- EXERCISE PROMPT
Scan each line of the records for the word "wedding" and extract the ones that have it.
------
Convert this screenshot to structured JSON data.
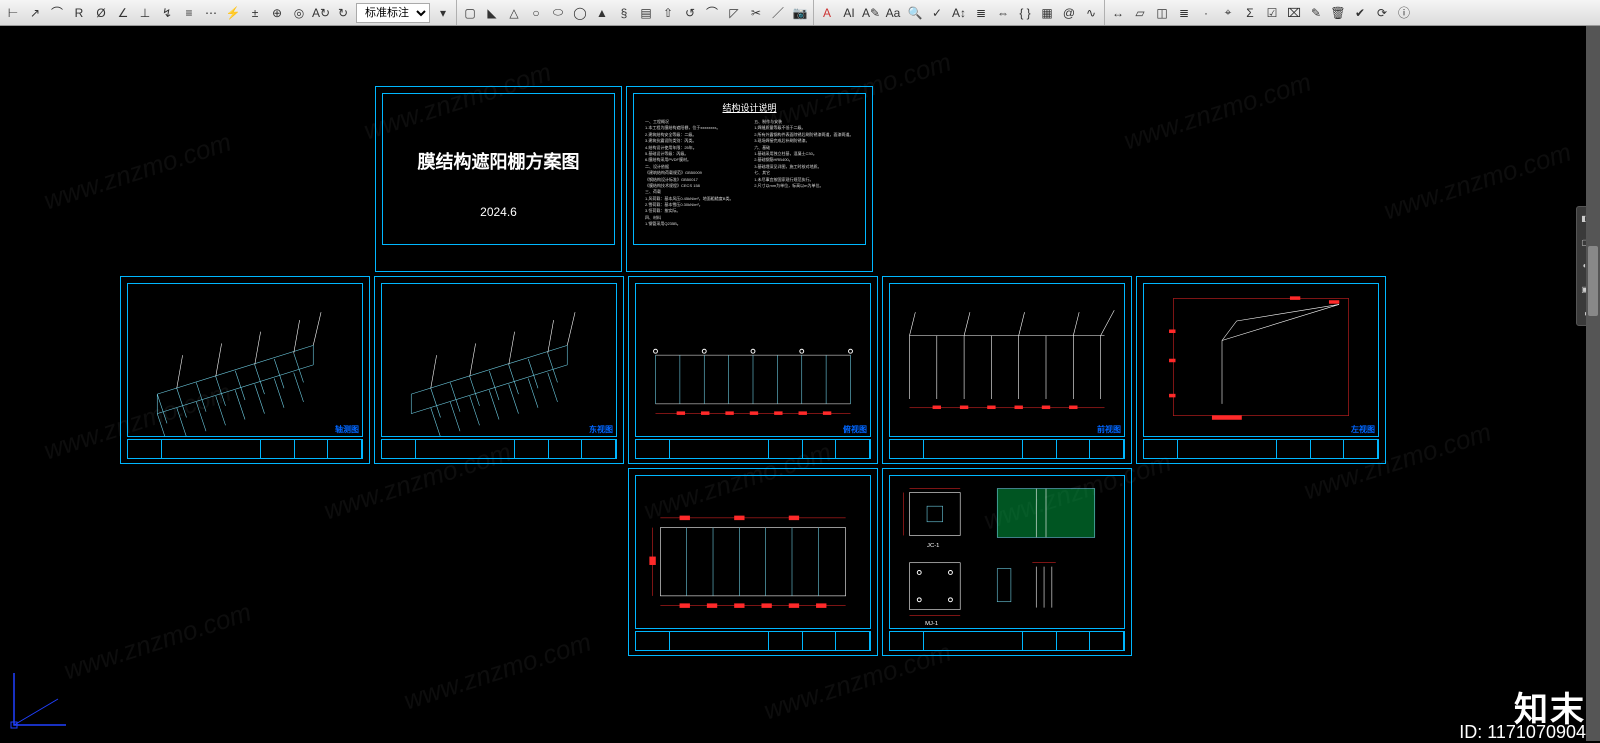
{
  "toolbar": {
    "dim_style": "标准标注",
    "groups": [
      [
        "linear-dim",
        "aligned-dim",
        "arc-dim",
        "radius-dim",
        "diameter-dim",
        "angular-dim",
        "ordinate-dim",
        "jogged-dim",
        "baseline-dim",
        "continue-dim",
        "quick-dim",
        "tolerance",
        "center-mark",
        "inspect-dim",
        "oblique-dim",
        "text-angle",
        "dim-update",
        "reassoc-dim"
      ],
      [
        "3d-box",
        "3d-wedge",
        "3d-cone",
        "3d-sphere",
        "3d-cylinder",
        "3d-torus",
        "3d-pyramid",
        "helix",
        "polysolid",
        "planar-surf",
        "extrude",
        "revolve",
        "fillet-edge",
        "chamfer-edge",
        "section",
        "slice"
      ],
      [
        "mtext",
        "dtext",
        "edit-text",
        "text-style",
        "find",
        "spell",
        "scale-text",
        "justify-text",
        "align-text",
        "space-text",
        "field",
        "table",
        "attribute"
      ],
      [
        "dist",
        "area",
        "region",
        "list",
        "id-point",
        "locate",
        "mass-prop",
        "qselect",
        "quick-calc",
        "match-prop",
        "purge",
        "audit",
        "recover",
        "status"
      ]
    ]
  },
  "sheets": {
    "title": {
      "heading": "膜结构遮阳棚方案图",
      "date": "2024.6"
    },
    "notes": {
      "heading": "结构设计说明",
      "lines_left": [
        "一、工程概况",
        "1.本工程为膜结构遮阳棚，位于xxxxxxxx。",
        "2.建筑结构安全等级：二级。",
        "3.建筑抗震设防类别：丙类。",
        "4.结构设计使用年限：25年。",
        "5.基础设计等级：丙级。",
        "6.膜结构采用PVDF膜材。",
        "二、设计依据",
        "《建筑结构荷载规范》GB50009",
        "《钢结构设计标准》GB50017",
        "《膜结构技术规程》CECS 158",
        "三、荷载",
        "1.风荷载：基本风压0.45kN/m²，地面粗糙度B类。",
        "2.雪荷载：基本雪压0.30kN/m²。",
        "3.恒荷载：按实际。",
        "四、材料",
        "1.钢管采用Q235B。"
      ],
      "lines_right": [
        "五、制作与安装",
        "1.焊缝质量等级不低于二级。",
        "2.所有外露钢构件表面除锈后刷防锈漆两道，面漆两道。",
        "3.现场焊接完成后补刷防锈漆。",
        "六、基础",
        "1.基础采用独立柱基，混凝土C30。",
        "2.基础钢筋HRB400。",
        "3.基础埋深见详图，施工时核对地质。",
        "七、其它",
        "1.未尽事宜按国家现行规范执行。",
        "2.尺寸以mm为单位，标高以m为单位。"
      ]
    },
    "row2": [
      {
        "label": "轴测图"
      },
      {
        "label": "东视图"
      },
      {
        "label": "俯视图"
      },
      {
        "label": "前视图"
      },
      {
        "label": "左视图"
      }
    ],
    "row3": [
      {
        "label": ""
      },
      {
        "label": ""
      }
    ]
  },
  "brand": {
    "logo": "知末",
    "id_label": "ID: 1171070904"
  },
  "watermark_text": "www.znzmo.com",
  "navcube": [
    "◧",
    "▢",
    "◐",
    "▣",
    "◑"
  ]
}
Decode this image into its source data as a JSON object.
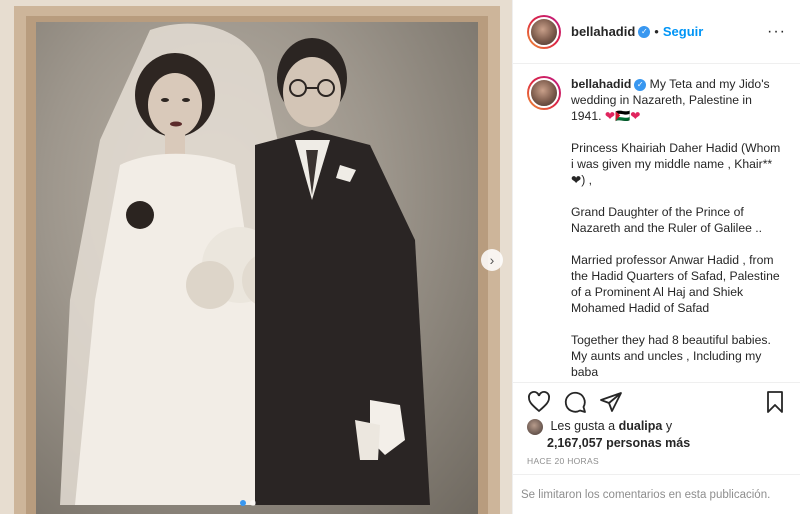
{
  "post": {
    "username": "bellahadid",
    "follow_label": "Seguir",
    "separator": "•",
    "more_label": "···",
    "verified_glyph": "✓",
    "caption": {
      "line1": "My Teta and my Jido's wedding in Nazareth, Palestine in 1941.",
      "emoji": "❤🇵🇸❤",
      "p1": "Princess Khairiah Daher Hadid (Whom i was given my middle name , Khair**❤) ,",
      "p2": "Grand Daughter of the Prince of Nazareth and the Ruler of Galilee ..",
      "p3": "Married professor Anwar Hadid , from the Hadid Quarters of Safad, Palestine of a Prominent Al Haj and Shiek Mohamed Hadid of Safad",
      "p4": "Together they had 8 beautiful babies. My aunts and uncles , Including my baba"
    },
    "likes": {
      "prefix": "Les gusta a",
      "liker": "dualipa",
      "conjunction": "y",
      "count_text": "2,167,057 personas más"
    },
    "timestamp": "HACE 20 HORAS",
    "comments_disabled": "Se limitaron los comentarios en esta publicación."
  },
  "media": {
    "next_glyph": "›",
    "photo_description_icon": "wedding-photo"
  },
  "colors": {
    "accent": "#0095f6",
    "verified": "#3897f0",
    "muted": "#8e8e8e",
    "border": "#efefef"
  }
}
------
- TASK SOLUTION
      "line1": "My Teta and my Jido's wedding in Nazareth, Palestine in 1941.",
    "photo_description_icon": "wedding-photo"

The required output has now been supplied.